Directive: Pick out all lines with the word "triplicate" from the records that follow.

Records supplied:
-- begin --
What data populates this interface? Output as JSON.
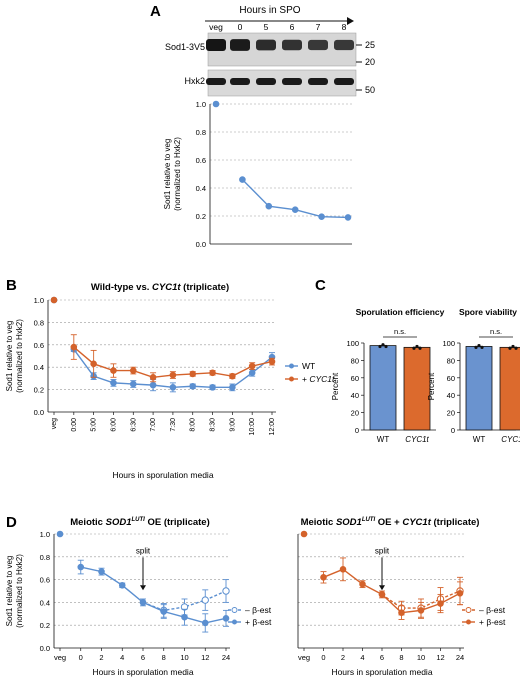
{
  "panels": {
    "A": {
      "letter": "A",
      "header": "Hours in SPO",
      "lanes": [
        "veg",
        "0",
        "5",
        "6",
        "7",
        "8"
      ],
      "blots": [
        {
          "label": "Sod1-3V5",
          "markers": [
            "25",
            "20"
          ]
        },
        {
          "label": "Hxk2",
          "markers": [
            "50"
          ]
        }
      ]
    },
    "B": {
      "letter": "B",
      "title_plain": "Wild-type vs. ",
      "title_italic": "CYC1t",
      "title_suffix": " (triplicate)"
    },
    "C": {
      "letter": "C"
    },
    "D": {
      "letter": "D",
      "left_title_pre": "Meiotic ",
      "left_title_gene": "SOD1",
      "left_title_sup": "LUTI",
      "left_title_post": " OE (triplicate)",
      "right_title_pre": "Meiotic ",
      "right_title_gene": "SOD1",
      "right_title_sup": "LUTI",
      "right_title_post": " OE + ",
      "right_title_italic": "CYC1t",
      "right_title_end": " (triplicate)",
      "split_label": "split"
    }
  },
  "colors": {
    "blue": "#5b8fd0",
    "orange": "#d4622b",
    "grid": "#9a9a9a",
    "bar_blue": "#6a93cf",
    "bar_orange": "#dc6a2d"
  },
  "chart_data": [
    {
      "id": "A",
      "type": "line",
      "x": [
        "veg",
        "0",
        "5",
        "6",
        "7",
        "8"
      ],
      "series": [
        {
          "values": [
            1.0,
            0.46,
            0.27,
            0.245,
            0.195,
            0.19
          ]
        }
      ],
      "ylabel": "Sod1 relative to veg",
      "ylabel2": "(normalized to Hxk2)",
      "ylim": [
        0,
        1.0
      ],
      "yticks": [
        "0.0",
        "0.2",
        "0.4",
        "0.6",
        "0.8",
        "1.0"
      ],
      "grid": true
    },
    {
      "id": "B",
      "type": "line",
      "x": [
        "veg",
        "0:00",
        "5:00",
        "6:00",
        "6:30",
        "7:00",
        "7:30",
        "8:00",
        "8:30",
        "9:00",
        "10:00",
        "12:00"
      ],
      "series": [
        {
          "name": "WT",
          "values": [
            1.0,
            0.56,
            0.32,
            0.26,
            0.25,
            0.24,
            0.22,
            0.23,
            0.22,
            0.22,
            0.35,
            0.49
          ],
          "errors": [
            0,
            0.02,
            0.03,
            0.03,
            0.03,
            0.05,
            0.04,
            0.02,
            0.02,
            0.03,
            0.03,
            0.04
          ]
        },
        {
          "name": "+ CYC1t",
          "values": [
            1.0,
            0.58,
            0.43,
            0.37,
            0.37,
            0.31,
            0.33,
            0.34,
            0.35,
            0.32,
            0.41,
            0.45
          ],
          "errors": [
            0,
            0.11,
            0.12,
            0.06,
            0.03,
            0.04,
            0.03,
            0.02,
            0.02,
            0.02,
            0.03,
            0.03
          ]
        }
      ],
      "legend": [
        "WT",
        "+ ",
        "CYC1t"
      ],
      "xlabel": "Hours in sporulation media",
      "ylabel": "Sod1 relative to veg",
      "ylabel2": "(normalized to Hxk2)",
      "ylim": [
        0,
        1.0
      ],
      "yticks": [
        "0.0",
        "0.2",
        "0.4",
        "0.6",
        "0.8",
        "1.0"
      ],
      "grid": true
    },
    {
      "id": "C1",
      "type": "bar",
      "title": "Sporulation efficiency",
      "categories": [
        "WT",
        "CYC1t"
      ],
      "values": [
        97,
        95
      ],
      "annotation": "n.s.",
      "ylabel": "Percent",
      "ylim": [
        0,
        100
      ],
      "yticks": [
        "0",
        "20",
        "40",
        "60",
        "80",
        "100"
      ]
    },
    {
      "id": "C2",
      "type": "bar",
      "title": "Spore viability",
      "categories": [
        "WT",
        "CYC1t"
      ],
      "values": [
        96,
        95
      ],
      "annotation": "n.s.",
      "ylabel": "Percent",
      "ylim": [
        0,
        100
      ],
      "yticks": [
        "0",
        "20",
        "40",
        "60",
        "80",
        "100"
      ]
    },
    {
      "id": "D1",
      "type": "line",
      "x": [
        "veg",
        "0",
        "2",
        "4",
        "6",
        "8",
        "10",
        "12",
        "24"
      ],
      "series": [
        {
          "name": "– β-est",
          "values": [
            1.0,
            0.71,
            0.67,
            0.55,
            0.4,
            0.33,
            0.36,
            0.42,
            0.5
          ],
          "errors": [
            0,
            0,
            0,
            0,
            0,
            0.06,
            0.07,
            0.09,
            0.1
          ]
        },
        {
          "name": "+ β-est",
          "values": [
            1.0,
            0.71,
            0.67,
            0.55,
            0.4,
            0.32,
            0.27,
            0.22,
            0.26
          ],
          "errors": [
            0,
            0.06,
            0.03,
            0.02,
            0.03,
            0.06,
            0.07,
            0.08,
            0.07
          ]
        }
      ],
      "split_at": "6",
      "legend": [
        "– β-est",
        "+ β-est"
      ],
      "xlabel": "Hours in sporulation media",
      "ylabel": "Sod1 relative to veg",
      "ylabel2": "(normalized to Hxk2)",
      "ylim": [
        0,
        1.0
      ],
      "yticks": [
        "0.0",
        "0.2",
        "0.4",
        "0.6",
        "0.8",
        "1.0"
      ],
      "grid": true
    },
    {
      "id": "D2",
      "type": "line",
      "x": [
        "veg",
        "0",
        "2",
        "4",
        "6",
        "8",
        "10",
        "12",
        "24"
      ],
      "series": [
        {
          "name": "– β-est",
          "values": [
            1.0,
            0.62,
            0.69,
            0.56,
            0.47,
            0.35,
            0.35,
            0.43,
            0.5
          ],
          "errors": [
            0,
            0,
            0,
            0,
            0,
            0.06,
            0.08,
            0.1,
            0.12
          ]
        },
        {
          "name": "+ β-est",
          "values": [
            1.0,
            0.62,
            0.69,
            0.56,
            0.47,
            0.31,
            0.33,
            0.39,
            0.48
          ],
          "errors": [
            0,
            0.05,
            0.1,
            0.03,
            0.03,
            0.06,
            0.07,
            0.08,
            0.1
          ]
        }
      ],
      "split_at": "6",
      "legend": [
        "– β-est",
        "+ β-est"
      ],
      "xlabel": "Hours in sporulation media",
      "ylim": [
        0,
        1.0
      ],
      "grid": true
    }
  ]
}
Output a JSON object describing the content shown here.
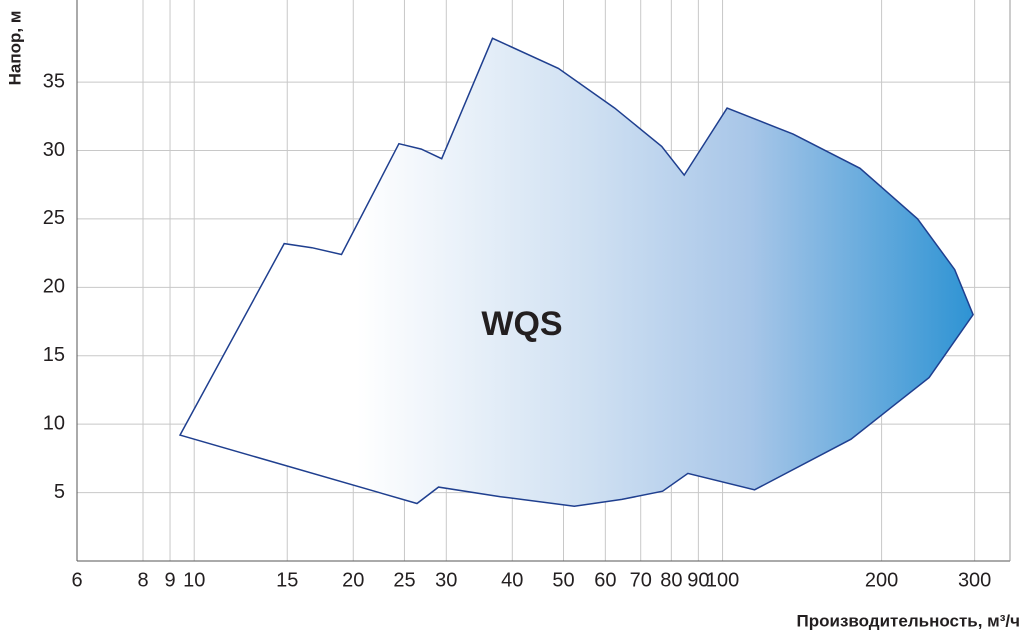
{
  "chart_data": {
    "type": "area",
    "x_label": "Производительность, м³/ч",
    "y_label": "Напор, м",
    "x_log": true,
    "xlim": [
      6,
      350
    ],
    "xticks": [
      6,
      8,
      9,
      10,
      15,
      20,
      25,
      30,
      40,
      50,
      60,
      70,
      80,
      90,
      100,
      200,
      300
    ],
    "ylim": [
      0,
      41
    ],
    "yticks": [
      5,
      10,
      15,
      20,
      25,
      30,
      35
    ],
    "grid": true,
    "series": [
      {
        "name": "WQS",
        "color": "#1a8bd0",
        "edge_color": "#1f3f8f",
        "x": [
          9.4,
          14.8,
          16.7,
          19.0,
          24.4,
          26.9,
          29.4,
          36.7,
          48.9,
          62.5,
          76.7,
          84.6,
          102,
          136,
          182,
          234,
          275,
          298,
          246,
          175,
          115,
          86,
          77,
          64.5,
          52.4,
          38,
          29,
          26.4,
          9.4
        ],
        "values": [
          9.2,
          23.2,
          22.9,
          22.4,
          30.5,
          30.1,
          29.4,
          38.2,
          36.0,
          33.1,
          30.3,
          28.2,
          33.1,
          31.2,
          28.7,
          25.0,
          21.3,
          18.0,
          13.4,
          8.9,
          5.2,
          6.4,
          5.1,
          4.5,
          4.0,
          4.7,
          5.4,
          4.2,
          9.2
        ]
      }
    ]
  }
}
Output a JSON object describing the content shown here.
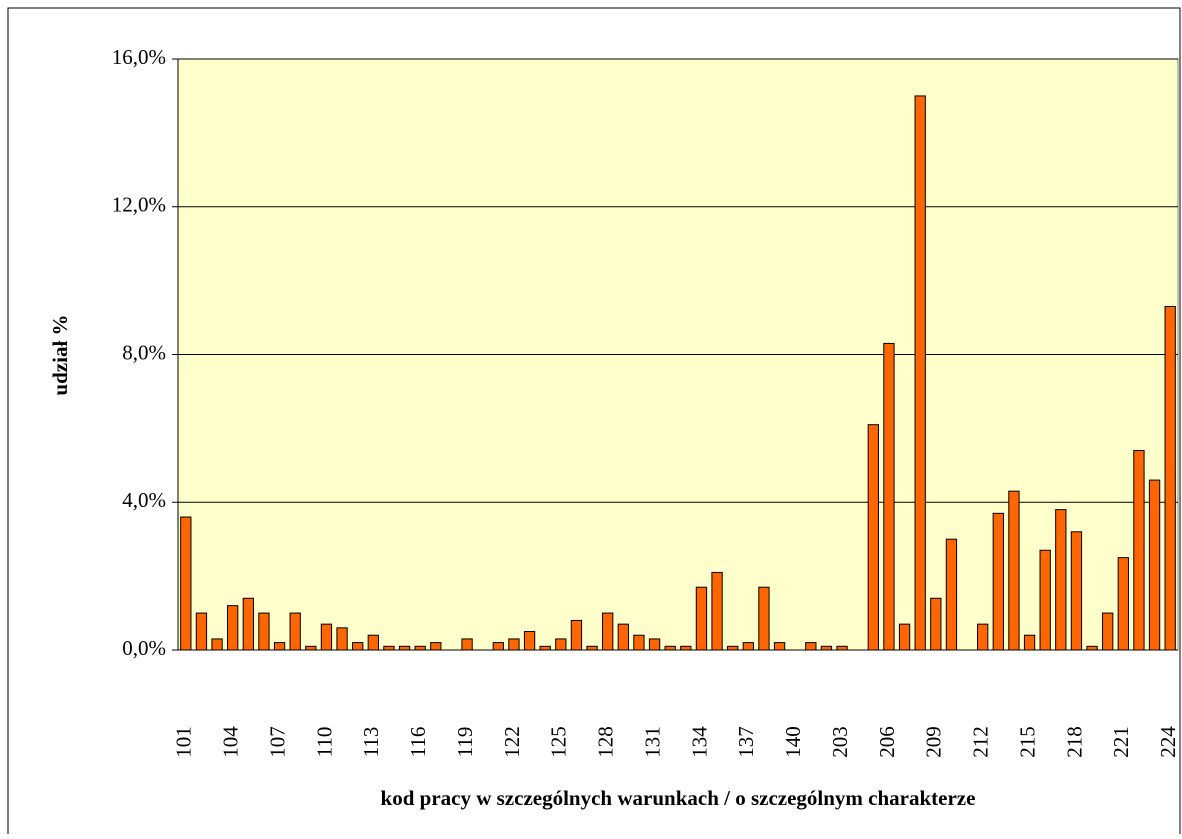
{
  "chart_data": {
    "type": "bar",
    "y_label": "udział %",
    "x_label": "kod pracy w szczególnych warunkach / o szczególnym charakterze",
    "categories": [
      "101",
      null,
      null,
      "104",
      null,
      null,
      "107",
      null,
      null,
      "110",
      null,
      null,
      "113",
      null,
      null,
      "116",
      null,
      null,
      "119",
      null,
      null,
      "122",
      null,
      null,
      "125",
      null,
      null,
      "128",
      null,
      null,
      "131",
      null,
      null,
      "134",
      null,
      null,
      "137",
      null,
      null,
      "140",
      null,
      null,
      "203",
      null,
      null,
      "206",
      null,
      null,
      "209",
      null,
      null,
      "212",
      null,
      null,
      "215",
      null,
      null,
      "218",
      null,
      null,
      "221",
      null,
      null,
      "224"
    ],
    "values": [
      3.6,
      1.0,
      0.3,
      1.2,
      1.4,
      1.0,
      0.2,
      1.0,
      0.1,
      0.7,
      0.6,
      0.2,
      0.4,
      0.1,
      0.1,
      0.1,
      0.2,
      0,
      0.3,
      0,
      0.2,
      0.3,
      0.5,
      0.1,
      0.3,
      0.8,
      0.1,
      1.0,
      0.7,
      0.4,
      0.3,
      0.1,
      0.1,
      1.7,
      2.1,
      0.1,
      0.2,
      1.7,
      0.2,
      0,
      0.2,
      0.1,
      0.1,
      0,
      6.1,
      8.3,
      0.7,
      15.0,
      1.4,
      3.0,
      0,
      0.7,
      3.7,
      4.3,
      0.4,
      2.7,
      3.8,
      3.2,
      0.1,
      1.0,
      2.5,
      5.4,
      4.6,
      9.3
    ],
    "color": "#ff6600",
    "ylim": [
      0,
      16
    ],
    "yticks": [
      {
        "value": 0,
        "label": "0,0%"
      },
      {
        "value": 4,
        "label": "4,0%"
      },
      {
        "value": 8,
        "label": "8,0%"
      },
      {
        "value": 12,
        "label": "12,0%"
      },
      {
        "value": 16,
        "label": "16,0%"
      }
    ],
    "grid": true
  }
}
-- end --
Completed exercise:
      "title_suffix": " (triplicate)"
      "left_title_post": " OE (triplicate)",
      "right_title_end": " (triplicate)",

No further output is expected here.